DIRECTIONS: Rewrite the items below, substituting "option-checkbox" for every occurrence of "accessory-checkbox" and leaving all other text unchanged.

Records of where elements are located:
━━━━━━━━

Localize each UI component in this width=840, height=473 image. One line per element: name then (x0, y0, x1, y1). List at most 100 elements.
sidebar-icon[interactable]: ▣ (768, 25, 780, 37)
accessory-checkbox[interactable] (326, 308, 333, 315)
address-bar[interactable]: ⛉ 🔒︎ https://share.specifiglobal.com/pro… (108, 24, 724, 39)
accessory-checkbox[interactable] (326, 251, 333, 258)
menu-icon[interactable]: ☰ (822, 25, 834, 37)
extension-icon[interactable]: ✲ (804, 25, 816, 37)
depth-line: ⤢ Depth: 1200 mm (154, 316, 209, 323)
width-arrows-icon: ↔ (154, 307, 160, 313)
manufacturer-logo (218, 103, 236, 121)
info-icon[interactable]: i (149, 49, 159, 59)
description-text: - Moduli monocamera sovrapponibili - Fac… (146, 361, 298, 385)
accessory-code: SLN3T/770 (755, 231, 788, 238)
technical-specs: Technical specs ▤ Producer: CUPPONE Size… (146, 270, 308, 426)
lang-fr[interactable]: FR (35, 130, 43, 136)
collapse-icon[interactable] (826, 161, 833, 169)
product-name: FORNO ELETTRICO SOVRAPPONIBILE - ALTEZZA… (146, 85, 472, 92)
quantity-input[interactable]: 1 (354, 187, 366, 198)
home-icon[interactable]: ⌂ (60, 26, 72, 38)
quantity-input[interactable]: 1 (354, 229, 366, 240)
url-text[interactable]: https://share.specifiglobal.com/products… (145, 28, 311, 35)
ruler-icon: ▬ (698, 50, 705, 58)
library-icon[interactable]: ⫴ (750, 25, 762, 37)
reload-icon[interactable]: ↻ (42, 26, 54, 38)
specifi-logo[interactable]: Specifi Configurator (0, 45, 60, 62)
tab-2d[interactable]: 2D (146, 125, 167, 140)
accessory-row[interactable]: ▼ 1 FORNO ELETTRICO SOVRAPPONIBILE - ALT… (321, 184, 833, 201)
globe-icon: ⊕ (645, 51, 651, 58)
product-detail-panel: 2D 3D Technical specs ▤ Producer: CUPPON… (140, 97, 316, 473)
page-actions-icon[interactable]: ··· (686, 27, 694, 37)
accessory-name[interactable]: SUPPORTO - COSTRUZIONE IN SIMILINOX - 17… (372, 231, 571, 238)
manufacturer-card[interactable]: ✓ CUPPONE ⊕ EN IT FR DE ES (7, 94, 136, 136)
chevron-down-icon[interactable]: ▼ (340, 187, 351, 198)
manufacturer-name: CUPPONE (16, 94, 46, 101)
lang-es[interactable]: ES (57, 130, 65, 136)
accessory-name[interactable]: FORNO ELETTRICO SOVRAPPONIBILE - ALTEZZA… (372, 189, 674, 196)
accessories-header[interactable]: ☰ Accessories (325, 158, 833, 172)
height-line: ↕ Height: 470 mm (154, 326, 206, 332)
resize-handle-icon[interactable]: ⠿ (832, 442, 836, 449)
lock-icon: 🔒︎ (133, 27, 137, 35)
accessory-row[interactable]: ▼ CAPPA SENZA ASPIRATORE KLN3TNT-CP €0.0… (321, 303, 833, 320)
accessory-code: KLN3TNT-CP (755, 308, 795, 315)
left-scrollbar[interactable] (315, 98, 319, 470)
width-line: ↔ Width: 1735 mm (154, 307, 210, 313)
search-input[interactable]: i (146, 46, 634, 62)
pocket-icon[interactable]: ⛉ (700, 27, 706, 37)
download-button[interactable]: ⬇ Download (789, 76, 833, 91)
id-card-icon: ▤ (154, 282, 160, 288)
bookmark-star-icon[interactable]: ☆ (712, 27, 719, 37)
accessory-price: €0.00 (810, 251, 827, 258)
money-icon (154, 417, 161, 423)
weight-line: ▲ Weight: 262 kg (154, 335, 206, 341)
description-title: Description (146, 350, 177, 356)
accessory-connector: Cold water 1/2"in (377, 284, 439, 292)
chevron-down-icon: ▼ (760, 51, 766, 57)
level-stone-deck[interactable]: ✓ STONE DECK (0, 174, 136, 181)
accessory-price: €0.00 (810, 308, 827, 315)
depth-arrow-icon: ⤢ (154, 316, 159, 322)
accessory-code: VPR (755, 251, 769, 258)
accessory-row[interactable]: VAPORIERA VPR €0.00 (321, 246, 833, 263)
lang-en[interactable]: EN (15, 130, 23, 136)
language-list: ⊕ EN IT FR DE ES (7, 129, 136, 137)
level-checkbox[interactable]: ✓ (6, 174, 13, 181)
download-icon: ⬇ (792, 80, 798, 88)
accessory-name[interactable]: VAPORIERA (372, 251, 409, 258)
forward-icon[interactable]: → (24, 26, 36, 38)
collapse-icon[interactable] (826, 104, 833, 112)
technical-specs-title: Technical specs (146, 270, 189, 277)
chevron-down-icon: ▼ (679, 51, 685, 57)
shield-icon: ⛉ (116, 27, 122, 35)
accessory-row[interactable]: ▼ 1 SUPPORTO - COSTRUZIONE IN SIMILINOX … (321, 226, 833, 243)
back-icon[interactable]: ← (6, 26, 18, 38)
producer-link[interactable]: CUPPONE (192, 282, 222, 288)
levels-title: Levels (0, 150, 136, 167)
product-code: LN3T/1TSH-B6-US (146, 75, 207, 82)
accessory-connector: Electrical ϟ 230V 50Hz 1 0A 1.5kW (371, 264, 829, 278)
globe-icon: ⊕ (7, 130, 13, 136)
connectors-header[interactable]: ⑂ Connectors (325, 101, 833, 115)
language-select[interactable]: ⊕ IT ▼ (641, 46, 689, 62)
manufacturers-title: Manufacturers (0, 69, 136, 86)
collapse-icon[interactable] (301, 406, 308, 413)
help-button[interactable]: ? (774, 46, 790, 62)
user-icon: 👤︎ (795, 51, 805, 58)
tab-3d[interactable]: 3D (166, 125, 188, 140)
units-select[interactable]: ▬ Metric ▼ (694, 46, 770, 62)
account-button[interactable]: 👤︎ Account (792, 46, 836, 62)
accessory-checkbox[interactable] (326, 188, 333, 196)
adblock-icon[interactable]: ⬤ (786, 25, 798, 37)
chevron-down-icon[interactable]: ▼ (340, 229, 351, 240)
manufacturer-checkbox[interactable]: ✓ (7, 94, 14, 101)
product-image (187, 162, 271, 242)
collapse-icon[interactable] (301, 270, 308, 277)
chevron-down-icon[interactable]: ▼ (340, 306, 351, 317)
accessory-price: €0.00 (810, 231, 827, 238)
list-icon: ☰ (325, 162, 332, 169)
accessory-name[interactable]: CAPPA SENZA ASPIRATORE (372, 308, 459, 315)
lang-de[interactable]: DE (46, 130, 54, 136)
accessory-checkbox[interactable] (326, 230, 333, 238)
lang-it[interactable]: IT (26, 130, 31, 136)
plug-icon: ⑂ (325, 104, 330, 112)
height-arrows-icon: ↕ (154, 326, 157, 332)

━━━━━━━━

SOLUTION:
Localize each UI component in this width=840, height=473 image. One line per element: name then (x0, y0, x1, y1). List at most 100 elements.
sidebar-icon[interactable]: ▣ (768, 25, 780, 37)
option-checkbox[interactable] (326, 308, 333, 315)
address-bar[interactable]: ⛉ 🔒︎ https://share.specifiglobal.com/pro… (108, 24, 724, 39)
option-checkbox[interactable] (326, 251, 333, 258)
menu-icon[interactable]: ☰ (822, 25, 834, 37)
extension-icon[interactable]: ✲ (804, 25, 816, 37)
depth-line: ⤢ Depth: 1200 mm (154, 316, 209, 323)
width-arrows-icon: ↔ (154, 307, 160, 313)
manufacturer-logo (218, 103, 236, 121)
info-icon[interactable]: i (149, 49, 159, 59)
description-text: - Moduli monocamera sovrapponibili - Fac… (146, 361, 298, 385)
accessory-code: SLN3T/770 (755, 231, 788, 238)
technical-specs: Technical specs ▤ Producer: CUPPONE Size… (146, 270, 308, 426)
lang-fr[interactable]: FR (35, 130, 43, 136)
collapse-icon[interactable] (826, 161, 833, 169)
product-name: FORNO ELETTRICO SOVRAPPONIBILE - ALTEZZA… (146, 85, 472, 92)
quantity-input[interactable]: 1 (354, 187, 366, 198)
home-icon[interactable]: ⌂ (60, 26, 72, 38)
quantity-input[interactable]: 1 (354, 229, 366, 240)
url-text[interactable]: https://share.specifiglobal.com/products… (145, 28, 311, 35)
ruler-icon: ▬ (698, 50, 705, 58)
library-icon[interactable]: ⫴ (750, 25, 762, 37)
reload-icon[interactable]: ↻ (42, 26, 54, 38)
specifi-logo[interactable]: Specifi Configurator (0, 45, 60, 62)
tab-2d[interactable]: 2D (146, 125, 167, 140)
accessory-row[interactable]: ▼ 1 FORNO ELETTRICO SOVRAPPONIBILE - ALT… (321, 184, 833, 201)
globe-icon: ⊕ (645, 51, 651, 58)
product-detail-panel: 2D 3D Technical specs ▤ Producer: CUPPON… (140, 97, 316, 473)
page-actions-icon[interactable]: ··· (686, 27, 694, 37)
accessory-name[interactable]: SUPPORTO - COSTRUZIONE IN SIMILINOX - 17… (372, 231, 571, 238)
manufacturer-card[interactable]: ✓ CUPPONE ⊕ EN IT FR DE ES (7, 94, 136, 136)
chevron-down-icon[interactable]: ▼ (340, 187, 351, 198)
manufacturer-name: CUPPONE (16, 94, 46, 101)
lang-es[interactable]: ES (57, 130, 65, 136)
accessory-name[interactable]: FORNO ELETTRICO SOVRAPPONIBILE - ALTEZZA… (372, 189, 674, 196)
accessories-header[interactable]: ☰ Accessories (325, 158, 833, 172)
height-line: ↕ Height: 470 mm (154, 326, 206, 332)
resize-handle-icon[interactable]: ⠿ (832, 442, 836, 449)
lock-icon: 🔒︎ (133, 27, 137, 35)
accessory-row[interactable]: ▼ CAPPA SENZA ASPIRATORE KLN3TNT-CP €0.0… (321, 303, 833, 320)
accessory-code: KLN3TNT-CP (755, 308, 795, 315)
left-scrollbar[interactable] (315, 98, 319, 470)
width-line: ↔ Width: 1735 mm (154, 307, 210, 313)
search-input[interactable]: i (146, 46, 634, 62)
pocket-icon[interactable]: ⛉ (700, 27, 706, 37)
download-button[interactable]: ⬇ Download (789, 76, 833, 91)
id-card-icon: ▤ (154, 282, 160, 288)
bookmark-star-icon[interactable]: ☆ (712, 27, 719, 37)
accessory-price: €0.00 (810, 251, 827, 258)
money-icon (154, 417, 161, 423)
weight-line: ▲ Weight: 262 kg (154, 335, 206, 341)
description-title: Description (146, 350, 177, 356)
accessory-connector: Cold water 1/2"in (377, 284, 439, 292)
chevron-down-icon: ▼ (760, 51, 766, 57)
level-stone-deck[interactable]: ✓ STONE DECK (0, 174, 136, 181)
accessory-price: €0.00 (810, 308, 827, 315)
depth-arrow-icon: ⤢ (154, 316, 159, 322)
accessory-code: VPR (755, 251, 769, 258)
accessory-row[interactable]: VAPORIERA VPR €0.00 (321, 246, 833, 263)
lang-en[interactable]: EN (15, 130, 23, 136)
language-list: ⊕ EN IT FR DE ES (7, 129, 136, 137)
level-checkbox[interactable]: ✓ (6, 174, 13, 181)
download-icon: ⬇ (792, 80, 798, 88)
accessory-name[interactable]: VAPORIERA (372, 251, 409, 258)
forward-icon[interactable]: → (24, 26, 36, 38)
collapse-icon[interactable] (826, 104, 833, 112)
technical-specs-title: Technical specs (146, 270, 189, 277)
chevron-down-icon: ▼ (679, 51, 685, 57)
shield-icon: ⛉ (116, 27, 122, 35)
accessory-row[interactable]: ▼ 1 SUPPORTO - COSTRUZIONE IN SIMILINOX … (321, 226, 833, 243)
back-icon[interactable]: ← (6, 26, 18, 38)
producer-link[interactable]: CUPPONE (192, 282, 222, 288)
levels-title: Levels (0, 150, 136, 167)
product-code: LN3T/1TSH-B6-US (146, 75, 207, 82)
accessory-connector: Electrical ϟ 230V 50Hz 1 0A 1.5kW (371, 264, 829, 278)
globe-icon: ⊕ (7, 130, 13, 136)
connectors-header[interactable]: ⑂ Connectors (325, 101, 833, 115)
language-select[interactable]: ⊕ IT ▼ (641, 46, 689, 62)
manufacturers-title: Manufacturers (0, 69, 136, 86)
collapse-icon[interactable] (301, 406, 308, 413)
help-button[interactable]: ? (774, 46, 790, 62)
user-icon: 👤︎ (795, 51, 805, 58)
tab-3d[interactable]: 3D (166, 125, 188, 140)
units-select[interactable]: ▬ Metric ▼ (694, 46, 770, 62)
account-button[interactable]: 👤︎ Account (792, 46, 836, 62)
option-checkbox[interactable] (326, 188, 333, 196)
adblock-icon[interactable]: ⬤ (786, 25, 798, 37)
chevron-down-icon[interactable]: ▼ (340, 229, 351, 240)
manufacturer-checkbox[interactable]: ✓ (7, 94, 14, 101)
product-image (187, 162, 271, 242)
collapse-icon[interactable] (301, 270, 308, 277)
chevron-down-icon[interactable]: ▼ (340, 306, 351, 317)
accessory-price: €0.00 (810, 231, 827, 238)
list-icon: ☰ (325, 162, 332, 169)
accessory-name[interactable]: CAPPA SENZA ASPIRATORE (372, 308, 459, 315)
lang-de[interactable]: DE (46, 130, 54, 136)
option-checkbox[interactable] (326, 230, 333, 238)
lang-it[interactable]: IT (26, 130, 31, 136)
plug-icon: ⑂ (325, 104, 330, 112)
height-arrows-icon: ↕ (154, 326, 157, 332)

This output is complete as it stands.